**Given task**: Pull out every line with the word "doctor" from the entries below.

Entries from a dataset:
+++
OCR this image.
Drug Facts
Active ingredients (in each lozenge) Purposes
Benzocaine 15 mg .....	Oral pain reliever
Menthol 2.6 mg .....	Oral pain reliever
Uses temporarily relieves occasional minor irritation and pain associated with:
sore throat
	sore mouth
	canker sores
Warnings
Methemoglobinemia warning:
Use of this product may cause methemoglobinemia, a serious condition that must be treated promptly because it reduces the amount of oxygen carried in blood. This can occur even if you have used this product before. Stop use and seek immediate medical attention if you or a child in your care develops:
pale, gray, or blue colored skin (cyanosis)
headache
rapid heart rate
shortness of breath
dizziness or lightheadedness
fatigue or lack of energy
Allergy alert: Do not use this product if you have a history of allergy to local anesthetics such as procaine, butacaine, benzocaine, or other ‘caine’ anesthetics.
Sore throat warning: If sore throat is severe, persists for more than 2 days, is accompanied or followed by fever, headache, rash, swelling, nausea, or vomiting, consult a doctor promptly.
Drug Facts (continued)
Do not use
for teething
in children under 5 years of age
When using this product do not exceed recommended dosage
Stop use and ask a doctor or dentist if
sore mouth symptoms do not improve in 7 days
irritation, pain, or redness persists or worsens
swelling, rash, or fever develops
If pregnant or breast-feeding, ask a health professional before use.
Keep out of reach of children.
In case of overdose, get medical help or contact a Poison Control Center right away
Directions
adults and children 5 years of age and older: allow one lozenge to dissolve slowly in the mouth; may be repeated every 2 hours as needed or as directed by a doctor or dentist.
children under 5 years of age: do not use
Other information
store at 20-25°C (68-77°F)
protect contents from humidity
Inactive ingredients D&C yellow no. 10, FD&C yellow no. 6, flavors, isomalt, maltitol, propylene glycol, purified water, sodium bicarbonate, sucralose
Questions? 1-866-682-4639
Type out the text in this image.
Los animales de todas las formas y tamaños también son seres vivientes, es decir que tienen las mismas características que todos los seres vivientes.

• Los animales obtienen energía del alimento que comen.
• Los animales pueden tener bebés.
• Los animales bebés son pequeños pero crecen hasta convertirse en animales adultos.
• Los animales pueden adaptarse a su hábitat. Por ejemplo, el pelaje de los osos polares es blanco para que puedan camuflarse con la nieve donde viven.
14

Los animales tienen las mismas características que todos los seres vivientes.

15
+++
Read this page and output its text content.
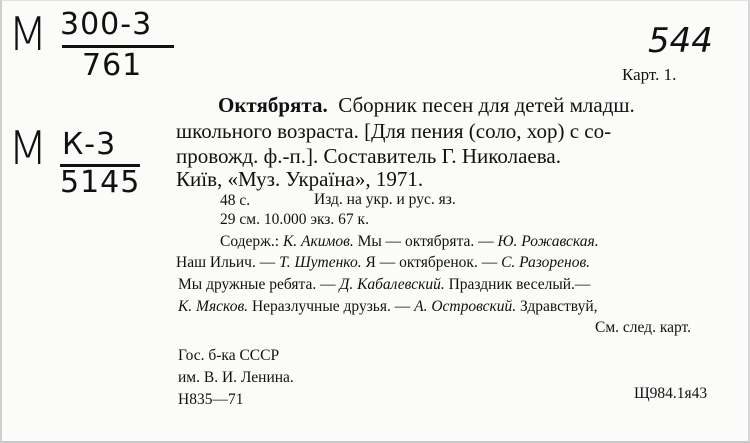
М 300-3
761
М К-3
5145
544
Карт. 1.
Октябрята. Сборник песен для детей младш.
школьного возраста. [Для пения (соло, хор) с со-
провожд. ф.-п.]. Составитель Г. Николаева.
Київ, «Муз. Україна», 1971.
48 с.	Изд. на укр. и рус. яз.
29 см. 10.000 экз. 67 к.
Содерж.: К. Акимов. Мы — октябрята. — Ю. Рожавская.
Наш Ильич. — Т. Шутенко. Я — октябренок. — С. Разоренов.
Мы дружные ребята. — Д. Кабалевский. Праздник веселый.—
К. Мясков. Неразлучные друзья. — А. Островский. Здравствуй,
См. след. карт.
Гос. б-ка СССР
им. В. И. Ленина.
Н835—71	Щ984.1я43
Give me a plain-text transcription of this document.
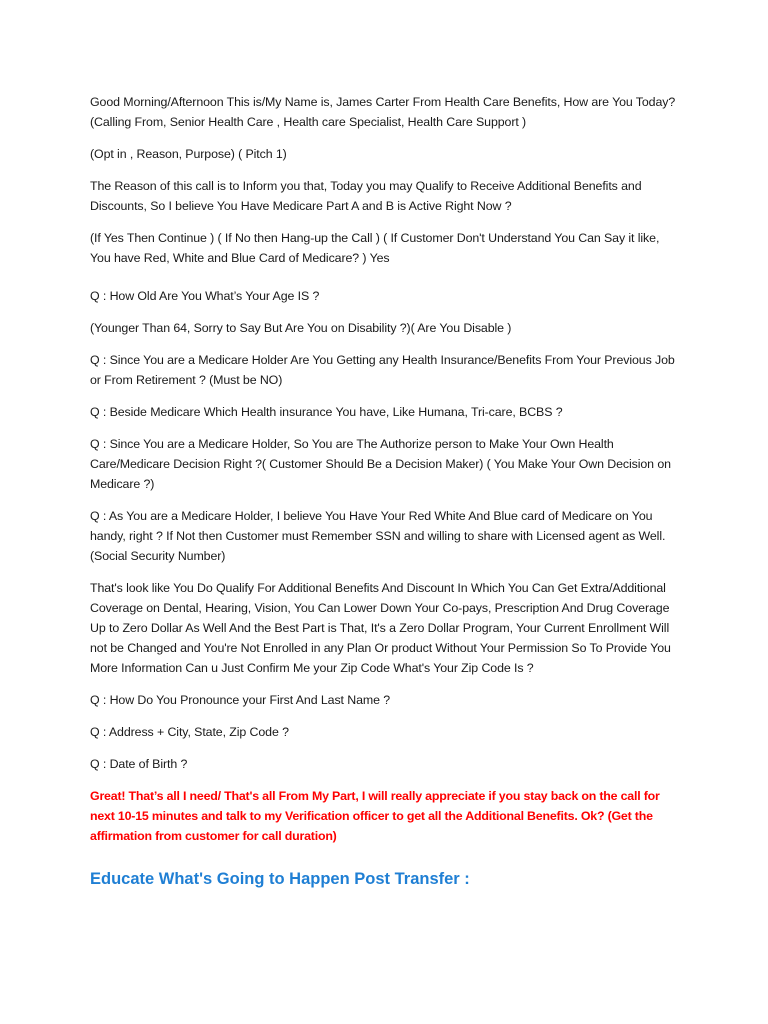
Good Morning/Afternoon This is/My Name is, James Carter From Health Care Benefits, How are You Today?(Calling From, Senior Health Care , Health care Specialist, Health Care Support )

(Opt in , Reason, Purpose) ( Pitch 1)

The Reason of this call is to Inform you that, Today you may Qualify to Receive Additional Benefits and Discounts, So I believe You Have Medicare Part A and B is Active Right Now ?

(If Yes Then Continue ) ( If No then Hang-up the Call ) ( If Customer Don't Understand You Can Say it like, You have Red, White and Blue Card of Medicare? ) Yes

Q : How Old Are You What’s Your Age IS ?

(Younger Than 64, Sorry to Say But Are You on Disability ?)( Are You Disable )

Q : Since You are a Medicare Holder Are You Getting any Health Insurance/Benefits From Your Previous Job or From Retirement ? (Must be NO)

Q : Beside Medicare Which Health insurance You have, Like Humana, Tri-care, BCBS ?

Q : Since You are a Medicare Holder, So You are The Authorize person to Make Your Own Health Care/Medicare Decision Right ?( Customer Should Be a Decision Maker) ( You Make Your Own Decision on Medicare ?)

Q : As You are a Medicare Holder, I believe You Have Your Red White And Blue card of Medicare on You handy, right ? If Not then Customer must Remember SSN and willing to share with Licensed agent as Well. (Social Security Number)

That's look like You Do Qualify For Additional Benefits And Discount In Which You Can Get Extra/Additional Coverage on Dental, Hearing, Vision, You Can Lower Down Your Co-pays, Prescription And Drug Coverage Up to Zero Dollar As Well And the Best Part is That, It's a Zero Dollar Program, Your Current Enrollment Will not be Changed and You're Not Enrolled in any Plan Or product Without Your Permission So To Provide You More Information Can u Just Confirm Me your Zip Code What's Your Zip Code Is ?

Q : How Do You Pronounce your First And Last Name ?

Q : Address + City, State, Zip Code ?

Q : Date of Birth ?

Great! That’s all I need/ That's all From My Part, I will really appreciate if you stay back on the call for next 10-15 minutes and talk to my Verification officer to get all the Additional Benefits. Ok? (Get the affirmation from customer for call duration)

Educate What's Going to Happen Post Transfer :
+++
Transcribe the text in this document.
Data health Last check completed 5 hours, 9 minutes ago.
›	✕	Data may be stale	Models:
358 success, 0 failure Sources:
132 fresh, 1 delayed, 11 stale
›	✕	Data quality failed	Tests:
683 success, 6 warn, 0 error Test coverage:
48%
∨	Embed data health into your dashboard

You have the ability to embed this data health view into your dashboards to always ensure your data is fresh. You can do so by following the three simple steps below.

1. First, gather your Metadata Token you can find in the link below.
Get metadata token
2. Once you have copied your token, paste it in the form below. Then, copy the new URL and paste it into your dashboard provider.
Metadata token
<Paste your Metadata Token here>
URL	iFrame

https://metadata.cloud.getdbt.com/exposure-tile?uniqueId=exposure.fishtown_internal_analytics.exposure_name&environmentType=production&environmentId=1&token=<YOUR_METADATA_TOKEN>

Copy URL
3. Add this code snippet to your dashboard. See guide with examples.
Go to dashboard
+++
**Solved problem**:
Sore throat warning: If sore throat is severe, persists for more than 2 days, is accompanied or followed by fever, headache, rash, swelling, nausea, or vomiting, consult a doctor promptly.
Stop use and ask a doctor or dentist if
adults and children 5 years of age and older: allow one lozenge to dissolve slowly in the mouth; may be repeated every 2 hours as needed or as directed by a doctor or dentist.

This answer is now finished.